# Written problem
Quote the whole listing verbatim.

#####

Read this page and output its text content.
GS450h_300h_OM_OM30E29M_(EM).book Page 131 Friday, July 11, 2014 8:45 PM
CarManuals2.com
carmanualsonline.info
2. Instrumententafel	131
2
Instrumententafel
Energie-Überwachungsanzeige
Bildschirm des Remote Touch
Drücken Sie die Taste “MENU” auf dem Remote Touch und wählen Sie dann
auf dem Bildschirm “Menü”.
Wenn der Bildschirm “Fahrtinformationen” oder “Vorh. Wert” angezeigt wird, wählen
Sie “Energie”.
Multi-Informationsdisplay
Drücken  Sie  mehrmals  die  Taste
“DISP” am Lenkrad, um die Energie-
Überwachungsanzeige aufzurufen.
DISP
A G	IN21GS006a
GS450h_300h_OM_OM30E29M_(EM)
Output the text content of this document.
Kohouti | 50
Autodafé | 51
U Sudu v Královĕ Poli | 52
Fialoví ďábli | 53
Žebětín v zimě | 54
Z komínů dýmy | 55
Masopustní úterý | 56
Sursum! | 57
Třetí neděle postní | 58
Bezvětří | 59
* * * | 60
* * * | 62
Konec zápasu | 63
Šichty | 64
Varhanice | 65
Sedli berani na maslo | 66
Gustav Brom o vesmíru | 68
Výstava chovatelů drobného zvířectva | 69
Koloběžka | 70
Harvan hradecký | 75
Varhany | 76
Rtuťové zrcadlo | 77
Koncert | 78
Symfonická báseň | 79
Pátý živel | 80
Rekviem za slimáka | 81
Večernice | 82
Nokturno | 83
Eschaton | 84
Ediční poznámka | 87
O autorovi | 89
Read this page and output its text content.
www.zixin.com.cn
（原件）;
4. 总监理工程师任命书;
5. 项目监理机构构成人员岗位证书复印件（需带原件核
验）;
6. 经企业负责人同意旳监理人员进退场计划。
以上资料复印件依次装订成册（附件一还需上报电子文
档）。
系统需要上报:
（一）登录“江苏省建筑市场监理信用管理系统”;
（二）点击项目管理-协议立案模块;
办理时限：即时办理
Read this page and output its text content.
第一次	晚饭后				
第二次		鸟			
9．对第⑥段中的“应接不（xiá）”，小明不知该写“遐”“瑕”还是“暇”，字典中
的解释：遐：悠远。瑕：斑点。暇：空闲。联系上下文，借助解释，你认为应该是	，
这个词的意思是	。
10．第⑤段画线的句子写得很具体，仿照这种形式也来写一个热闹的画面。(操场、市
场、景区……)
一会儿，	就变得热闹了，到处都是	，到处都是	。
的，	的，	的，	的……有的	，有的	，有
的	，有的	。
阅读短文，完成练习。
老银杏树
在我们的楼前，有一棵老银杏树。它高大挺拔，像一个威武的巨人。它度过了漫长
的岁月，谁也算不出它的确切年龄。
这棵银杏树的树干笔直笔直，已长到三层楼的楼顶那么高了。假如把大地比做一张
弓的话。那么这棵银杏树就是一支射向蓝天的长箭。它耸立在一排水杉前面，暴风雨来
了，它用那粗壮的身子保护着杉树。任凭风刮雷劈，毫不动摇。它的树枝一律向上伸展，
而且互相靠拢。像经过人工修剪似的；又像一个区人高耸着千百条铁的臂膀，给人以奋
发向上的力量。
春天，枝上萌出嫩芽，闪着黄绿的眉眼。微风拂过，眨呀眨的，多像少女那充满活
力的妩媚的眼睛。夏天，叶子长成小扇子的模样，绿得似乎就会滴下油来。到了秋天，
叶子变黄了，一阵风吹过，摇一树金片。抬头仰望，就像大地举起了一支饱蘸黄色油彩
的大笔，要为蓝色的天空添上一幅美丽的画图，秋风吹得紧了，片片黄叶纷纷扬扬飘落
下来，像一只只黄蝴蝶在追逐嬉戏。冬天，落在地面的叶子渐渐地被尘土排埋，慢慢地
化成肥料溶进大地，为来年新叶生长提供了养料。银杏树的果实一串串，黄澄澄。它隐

#####

# In response
Read this page and output its text content.
GS450h_300h_OM_OM30E29M_(EM).book Page 131 Friday, July 11, 2014 8:45 PM
CarManuals2.com
carmanualsonline.info
2. Instrumententafel	131
2
Instrumententafel
Energie-Überwachungsanzeige
Bildschirm des Remote Touch
Drücken Sie die Taste “MENU” auf dem Remote Touch und wählen Sie dann
auf dem Bildschirm “Menü”.
Wenn der Bildschirm “Fahrtinformationen” oder “Vorh. Wert” angezeigt wird, wählen
Sie “Energie”.
Multi-Informationsdisplay
Drücken  Sie  mehrmals  die  Taste
“DISP” am Lenkrad, um die Energie-
Überwachungsanzeige aufzurufen.
DISP
A G	IN21GS006a
GS450h_300h_OM_OM30E29M_(EM)
Output the text content of this document.
Kohouti | 50
Autodafé | 51
U Sudu v Královĕ Poli | 52
Fialoví ďábli | 53
Žebětín v zimě | 54
Z komínů dýmy | 55
Masopustní úterý | 56
Sursum! | 57
Třetí neděle postní | 58
Bezvětří | 59
* * * | 60
* * * | 62
Konec zápasu | 63
Šichty | 64
Varhanice | 65
Sedli berani na maslo | 66
Gustav Brom o vesmíru | 68
Výstava chovatelů drobného zvířectva | 69
Koloběžka | 70
Harvan hradecký | 75
Varhany | 76
Rtuťové zrcadlo | 77
Koncert | 78
Symfonická báseň | 79
Pátý živel | 80
Rekviem za slimáka | 81
Večernice | 82
Nokturno | 83
Eschaton | 84
Ediční poznámka | 87
O autorovi | 89
Read this page and output its text content.
www.zixin.com.cn
（原件）;
4. 总监理工程师任命书;
5. 项目监理机构构成人员岗位证书复印件（需带原件核
验）;
6. 经企业负责人同意旳监理人员进退场计划。
以上资料复印件依次装订成册（附件一还需上报电子文
档）。
系统需要上报:
（一）登录“江苏省建筑市场监理信用管理系统”;
（二）点击项目管理-协议立案模块;
办理时限：即时办理
Read this page and output its text content.
第一次	晚饭后				
第二次		鸟			
9．对第⑥段中的“应接不（xiá）”，小明不知该写“遐”“瑕”还是“暇”，字典中
的解释：遐：悠远。瑕：斑点。暇：空闲。联系上下文，借助解释，你认为应该是	，
这个词的意思是	。
10．第⑤段画线的句子写得很具体，仿照这种形式也来写一个热闹的画面。(操场、市
场、景区……)
一会儿，	就变得热闹了，到处都是	，到处都是	。
的，	的，	的，	的……有的	，有的	，有
的	，有的	。
阅读短文，完成练习。
老银杏树
在我们的楼前，有一棵老银杏树。它高大挺拔，像一个威武的巨人。它度过了漫长
的岁月，谁也算不出它的确切年龄。
这棵银杏树的树干笔直笔直，已长到三层楼的楼顶那么高了。假如把大地比做一张
弓的话。那么这棵银杏树就是一支射向蓝天的长箭。它耸立在一排水杉前面，暴风雨来
了，它用那粗壮的身子保护着杉树。任凭风刮雷劈，毫不动摇。它的树枝一律向上伸展，
而且互相靠拢。像经过人工修剪似的；又像一个区人高耸着千百条铁的臂膀，给人以奋
发向上的力量。
春天，枝上萌出嫩芽，闪着黄绿的眉眼。微风拂过，眨呀眨的，多像少女那充满活
力的妩媚的眼睛。夏天，叶子长成小扇子的模样，绿得似乎就会滴下油来。到了秋天，
叶子变黄了，一阵风吹过，摇一树金片。抬头仰望，就像大地举起了一支饱蘸黄色油彩
的大笔，要为蓝色的天空添上一幅美丽的画图，秋风吹得紧了，片片黄叶纷纷扬扬飘落
下来，像一只只黄蝴蝶在追逐嬉戏。冬天，落在地面的叶子渐渐地被尘土排埋，慢慢地
化成肥料溶进大地，为来年新叶生长提供了养料。银杏树的果实一串串，黄澄澄。它隐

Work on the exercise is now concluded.